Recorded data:
## START
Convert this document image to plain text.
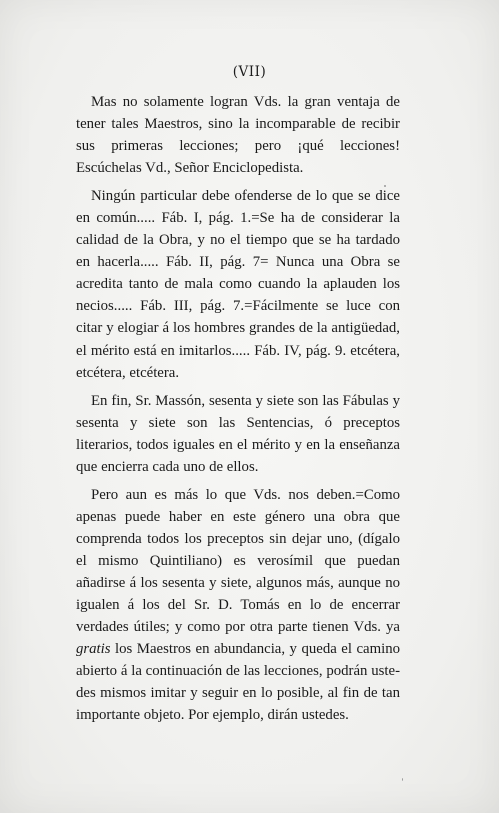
(VII)

Mas no solamente logran Vds. la gran ventaja de tener tales Maestros, sino la incomparable de recibir sus primeras lecciones; pero ¡qué lecciones! Escúchelas Vd., Señor Enciclopedista.

Ningún particular debe ofenderse de lo que se dice en común..... Fáb. I, pág. 1.=Se ha de considerar la calidad de la Obra, y no el tiempo que se ha tardado en hacerla..... Fáb. II, pág. 7= Nunca una Obra se acredita tanto de mala como cuando la aplauden los necios..... Fáb. III, pág. 7.=Fácilmente se luce con citar y elogiar á los hombres grandes de la antigüedad, el mérito está en imitarlos..... Fáb. IV, pág. 9. etcétera, etcétera, etcétera.

En fin, Sr. Massón, sesenta y siete son las Fábulas y sesenta y siete son las Sentencias, ó preceptos literarios, todos iguales en el mérito y en la enseñanza que encierra cada uno de ellos.

Pero aun es más lo que Vds. nos deben.=Como apenas puede haber en este género una obra que comprenda todos los preceptos sin dejar uno, (dígalo el mismo Quintiliano) es verosímil que puedan añadirse á los sesenta y siete, algunos más, aunque no igualen á los del Sr. D. Tomás en lo de encerrar verdades útiles; y como por otra parte tienen Vds. ya gratis los Maestros en abundancia, y queda el camino abierto á la continuación de las lecciones, podrán ustedes mismos imitar y seguir en lo posible, al fin de tan importante objeto. Por ejemplo, dirán ustedes.
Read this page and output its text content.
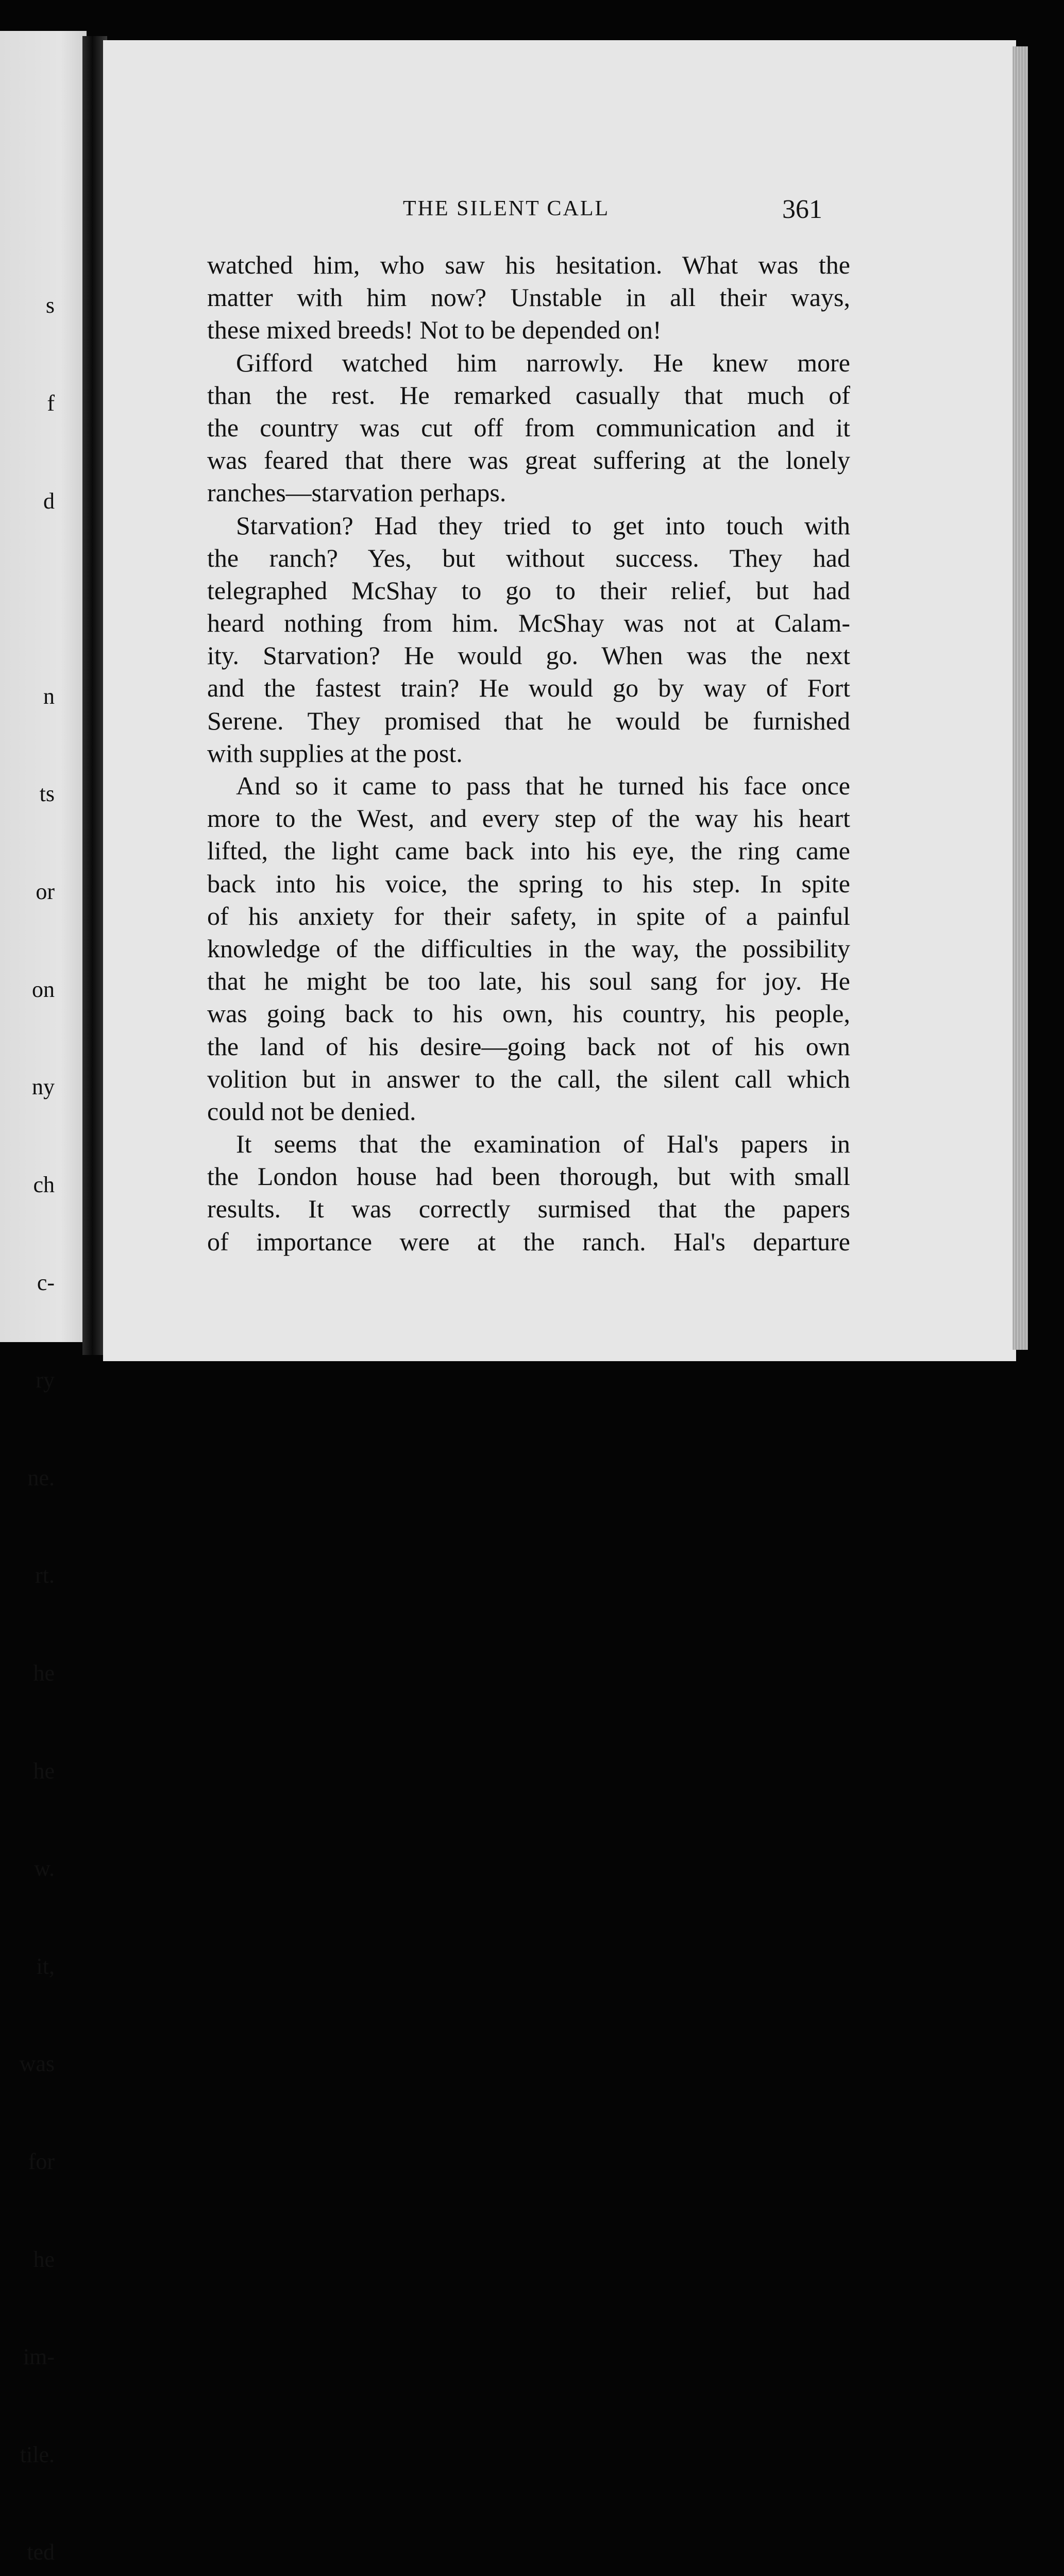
s

f

d

n

ts

or

on

ny

ch

c-

ry

ne.

rt.

he

he

w.

it,

was

for

he

im-

tile.

ted

THE SILENT CALL	361
watched him, who saw his hesitation. What was the
matter with him now? Unstable in all their ways,
these mixed breeds! Not to be depended on!
Gifford watched him narrowly. He knew more
than the rest. He remarked casually that much of
the country was cut off from communication and it
was feared that there was great suffering at the lonely
ranches—starvation perhaps.
Starvation? Had they tried to get into touch with
the ranch? Yes, but without success. They had
telegraphed McShay to go to their relief, but had
heard nothing from him. McShay was not at Calam-
ity. Starvation? He would go. When was the next
and the fastest train? He would go by way of Fort
Serene. They promised that he would be furnished
with supplies at the post.
And so it came to pass that he turned his face once
more to the West, and every step of the way his heart
lifted, the light came back into his eye, the ring came
back into his voice, the spring to his step. In spite
of his anxiety for their safety, in spite of a painful
knowledge of the difficulties in the way, the possibility
that he might be too late, his soul sang for joy. He
was going back to his own, his country, his people,
the land of his desire—going back not of his own
volition but in answer to the call, the silent call which
could not be denied.
It seems that the examination of Hal's papers in
the London house had been thorough, but with small
results. It was correctly surmised that the papers
of importance were at the ranch. Hal's departure
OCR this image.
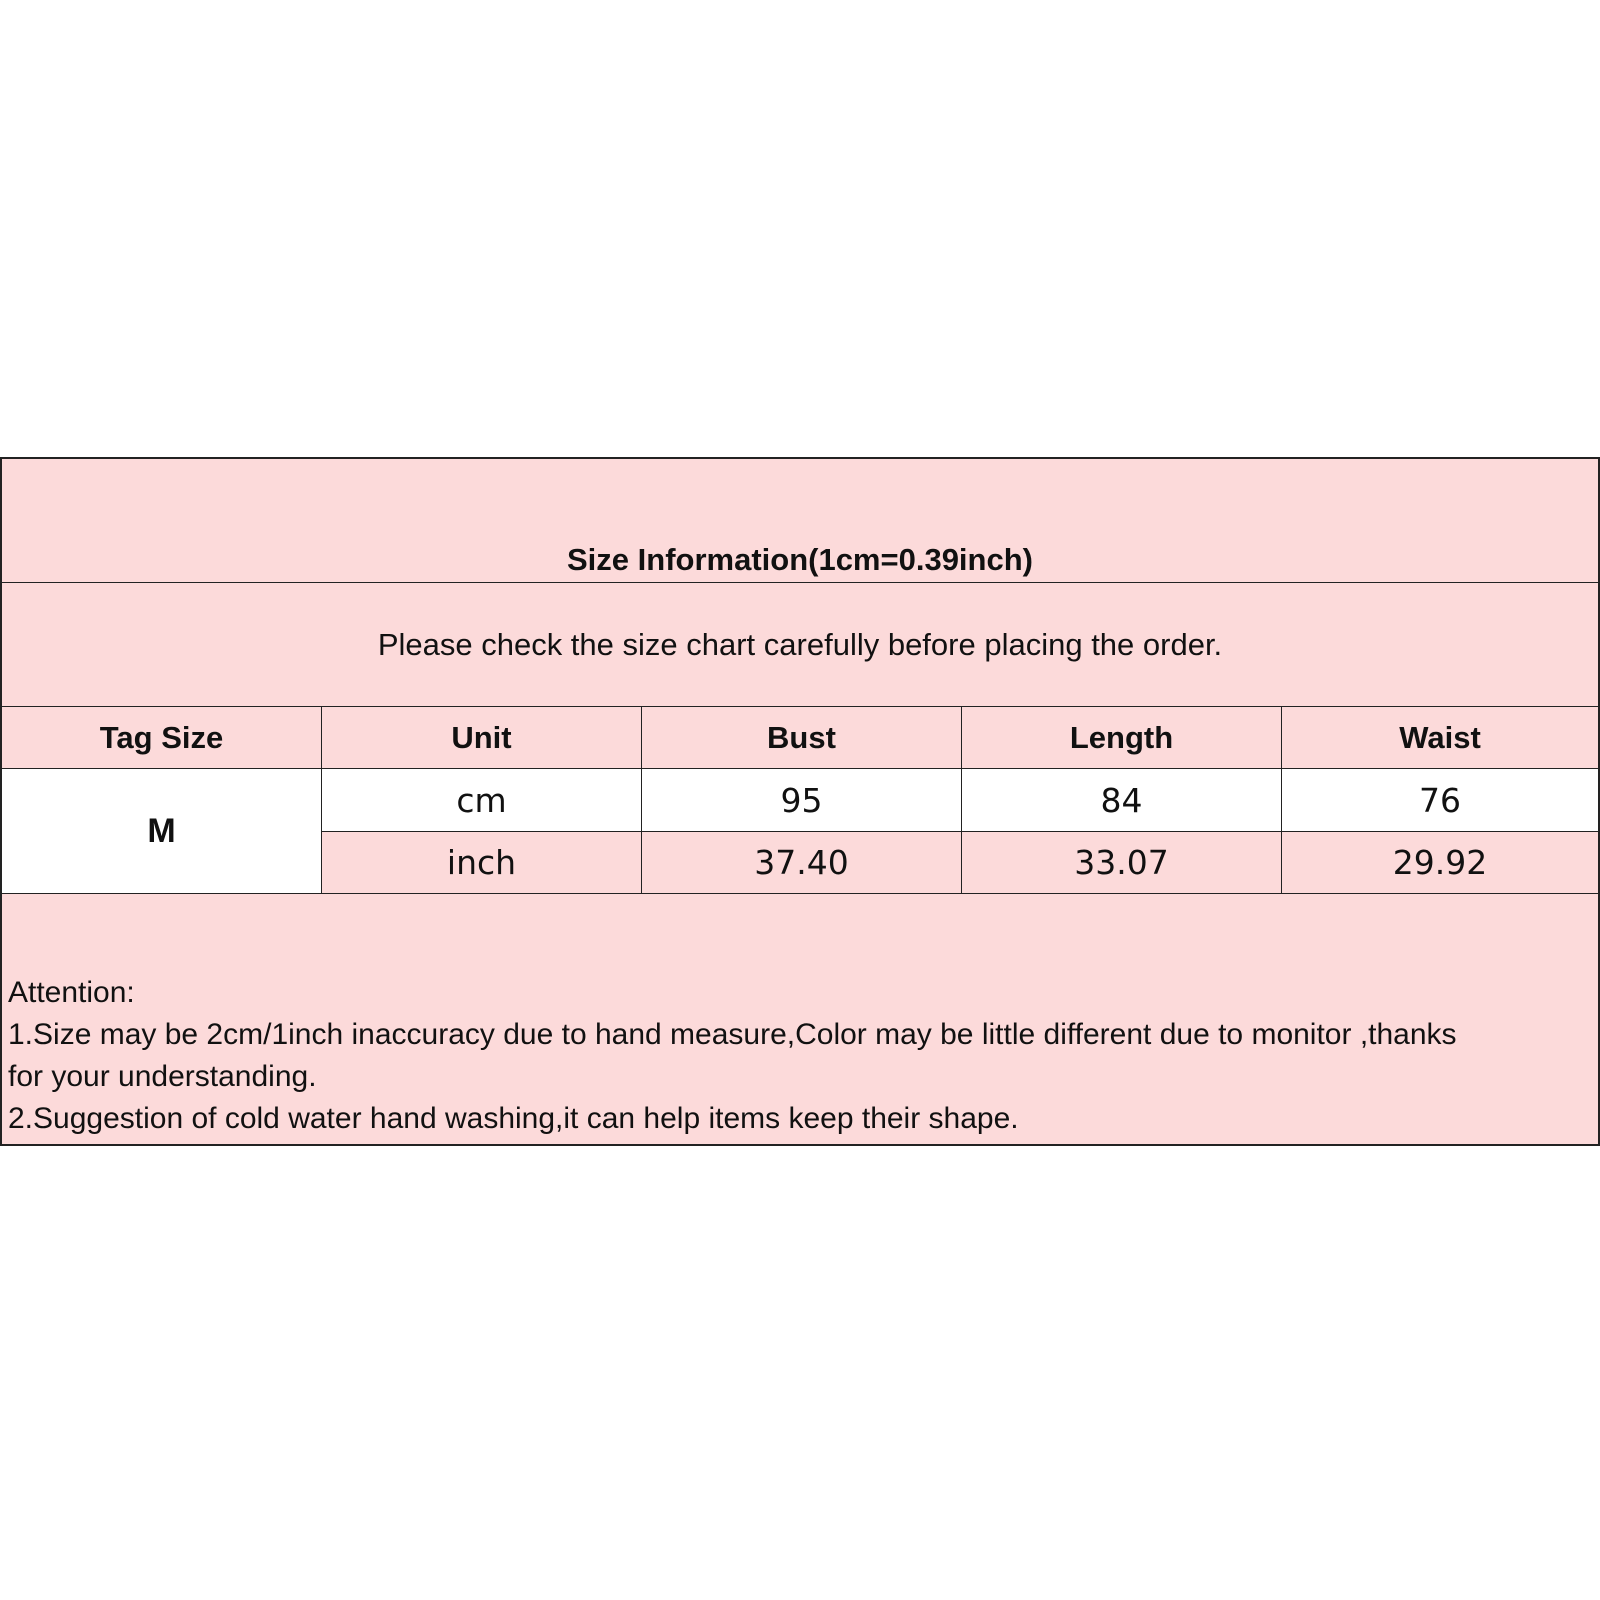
Size Information(1cm=0.39inch)
Please check the size chart carefully before placing the order.
Tag Size	Unit	Bust	Length	Waist
M
cm	95	84	76
inch	37.40	33.07	29.92
Attention:
1.Size may be 2cm/1inch inaccuracy due to hand measure,Color may be little different due to monitor ,thanks
for your understanding.
2.Suggestion of cold water hand washing,it can help items keep their shape.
## END
Your task is to copy the entries in full and exactly, without any images.

TASK SOLUTION:
Convert this document image to plain text.
(VII)

Mas no solamente logran Vds. la gran ventaja de tener tales Maestros, sino la incomparable de recibir sus primeras lecciones; pero ¡qué lecciones! Escúchelas Vd., Señor Enciclopedista.

Ningún particular debe ofenderse de lo que se dice en común..... Fáb. I, pág. 1.=Se ha de considerar la calidad de la Obra, y no el tiempo que se ha tardado en hacerla..... Fáb. II, pág. 7= Nunca una Obra se acredita tanto de mala como cuando la aplauden los necios..... Fáb. III, pág. 7.=Fácilmente se luce con citar y elogiar á los hombres grandes de la antigüedad, el mérito está en imitarlos..... Fáb. IV, pág. 9. etcétera, etcétera, etcétera.

En fin, Sr. Massón, sesenta y siete son las Fábulas y sesenta y siete son las Sentencias, ó preceptos literarios, todos iguales en el mérito y en la enseñanza que encierra cada uno de ellos.

Pero aun es más lo que Vds. nos deben.=Como apenas puede haber en este género una obra que comprenda todos los preceptos sin dejar uno, (dígalo el mismo Quintiliano) es verosímil que puedan añadirse á los sesenta y siete, algunos más, aunque no igualen á los del Sr. D. Tomás en lo de encerrar verdades útiles; y como por otra parte tienen Vds. ya gratis los Maestros en abundancia, y queda el camino abierto á la continuación de las lecciones, podrán ustedes mismos imitar y seguir en lo posible, al fin de tan importante objeto. Por ejemplo, dirán ustedes.
Read this page and output its text content.
s

f

d

n

ts

or

on

ny

ch

c-

ry

ne.

rt.

he

he

w.

it,

was

for

he

im-

tile.

ted

THE SILENT CALL	361
watched him, who saw his hesitation. What was the
matter with him now? Unstable in all their ways,
these mixed breeds! Not to be depended on!
Gifford watched him narrowly. He knew more
than the rest. He remarked casually that much of
the country was cut off from communication and it
was feared that there was great suffering at the lonely
ranches—starvation perhaps.
Starvation? Had they tried to get into touch with
the ranch? Yes, but without success. They had
telegraphed McShay to go to their relief, but had
heard nothing from him. McShay was not at Calam-
ity. Starvation? He would go. When was the next
and the fastest train? He would go by way of Fort
Serene. They promised that he would be furnished
with supplies at the post.
And so it came to pass that he turned his face once
more to the West, and every step of the way his heart
lifted, the light came back into his eye, the ring came
back into his voice, the spring to his step. In spite
of his anxiety for their safety, in spite of a painful
knowledge of the difficulties in the way, the possibility
that he might be too late, his soul sang for joy. He
was going back to his own, his country, his people,
the land of his desire—going back not of his own
volition but in answer to the call, the silent call which
could not be denied.
It seems that the examination of Hal's papers in
the London house had been thorough, but with small
results. It was correctly surmised that the papers
of importance were at the ranch. Hal's departure
OCR this image.
Size Information(1cm=0.39inch)
Please check the size chart carefully before placing the order.
Tag Size	Unit	Bust	Length	Waist
M
cm	95	84	76
inch	37.40	33.07	29.92
Attention:
1.Size may be 2cm/1inch inaccuracy due to hand measure,Color may be little different due to monitor ,thanks
for your understanding.
2.Suggestion of cold water hand washing,it can help items keep their shape.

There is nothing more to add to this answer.